▸ **抽出本文**
老後の必要資金や老後に受給できる年金の計算方法については、以下の記事も併せてご確認ください。

個人年金保険で老後資金を準備する

個人年金保険とは、老後の生活資金が準備できる貯蓄型の保険です。
退職から公的年金が支給されるまでの生活資金や、公的年金の不足分を補うための資金を準備する目的で加入するのが一般的です。

個人年金保険に加入し保険料を支払うと、60歳や65歳など、契約時に定めた年齢に達すると年金を受け取れます。
年金の種類は、受取開始から10年や15年などの一定期間にわたって受け取れる「確定年金」と、亡くなるまで受け取れる「終身年金」が主流です。

確定年金は、受給の途中で被保険者(保障の対象となる人)が亡くなった場合、残りの期間に応じた年金または一時金が遺族に支払われます。
契約時に受取額が決まるため、途中で解約したり保険会社が経営破たんしたりしない限り、元本割れするリスクは少ないです。

▸ **記述課題**
• 1. 個人年金保険の文章から、「個人年金保険で老後資金を準備する」で始まり「割れするリスクは少ないです。」で終わる部分を一字一句そのまま書き写してください。
• 2. 個人年金保険の文章をもとに、次の問いに答えよ。
(a) 個人年金保険に加入する一般的な目的は何か。
(b) 亡くなるまで受け取れる年金は何と呼ばれるか。
(c) 確定年金で、受給の途中で被保険者が亡くなった場合、遺族には何が支払われるか。
• 3. 個人年金保険の文章の内容を2文で要約せよ。

▸ **提供情報**
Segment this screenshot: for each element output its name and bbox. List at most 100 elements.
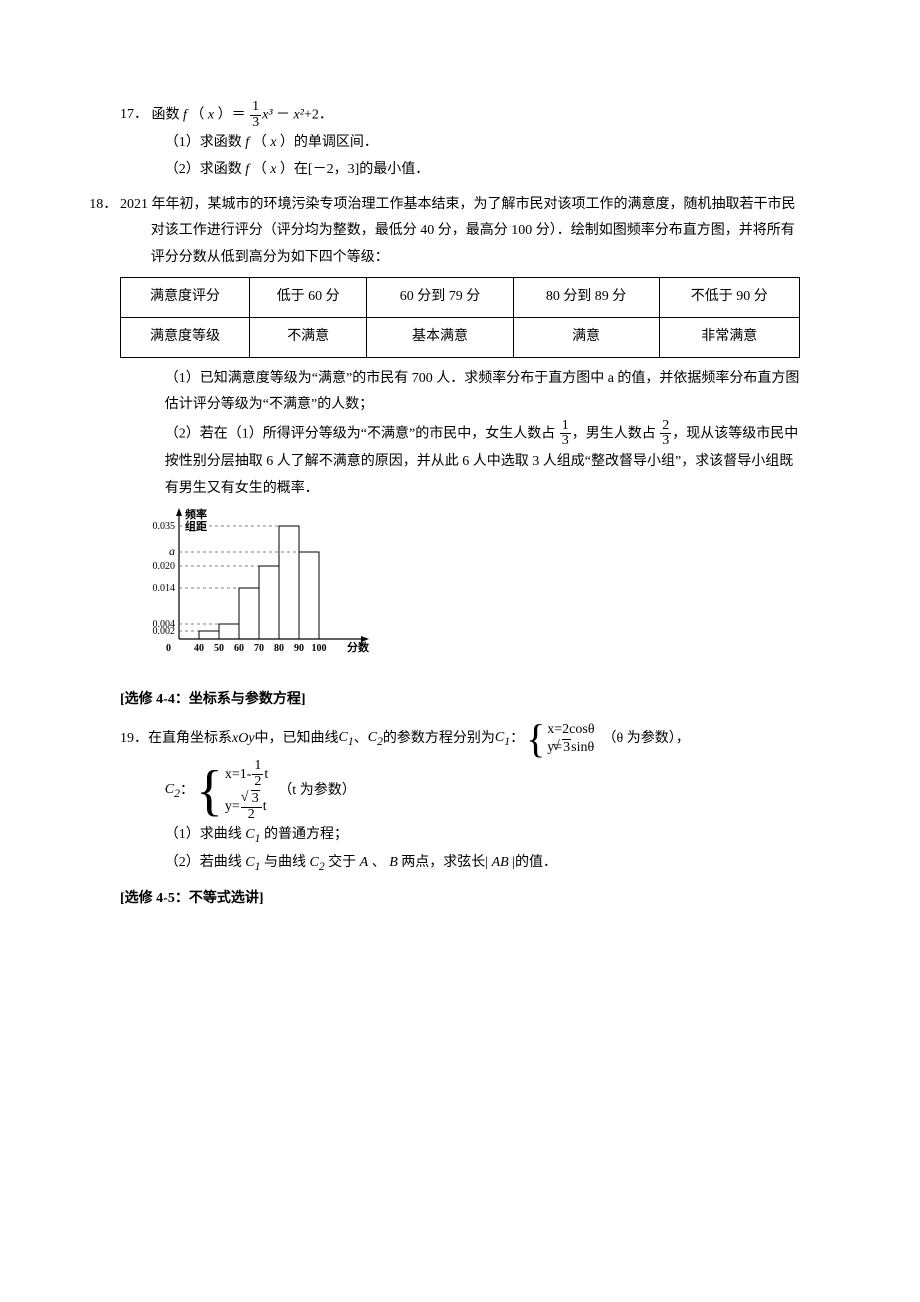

▸ **解答例**
• 1.
個人年金保険で老後資金を準備する

個人年金保険とは、老後の生活資金が準備できる貯蓄型の保険です。
退職から公的年金が支給されるまでの生活資金や、公的年金の不足分を補うための資金を準備する目的で加入するのが一般的です。

個人年金保険に加入し保険料を支払うと、60歳や65歳など、契約時に定めた年齢に達すると年金を受け取れます。
年金の種類は、受取開始から10年や15年などの一定期間にわたって受け取れる「確定年金」と、亡くなるまで受け取れる「終身年金」が主流です。

確定年金は、受給の途中で被保険者(保障の対象となる人)が亡くなった場合、残りの期間に応じた年金または一時金が遺族に支払われます。
契約時に受取額が決まるため、途中で解約したり保険会社が経営破たんしたりしない限り、元本割れするリスクは少ないです。

• 2.
(a) 退職から公的年金が支給されるまでの生活資金や、公的年金の不足分を補うための資金を準備すること。
(b) 終身年金。
(c) 残りの期間に応じた年金または一時金。

• 3. 個人年金保険は老後の生活資金を準備できる貯蓄型の保険で、契約時に定めた年齢に達すると年金を受け取れ、種類は一定期間受け取れる確定年金と亡くなるまで受け取れる終身年金が主流である。確定年金では、受給途中で被保険者が亡くなると残りの期間に応じた年金または一時金が遺族に支払われ、途中解約や保険会社の経営破たんがない限り元本割れのリスクは少ない。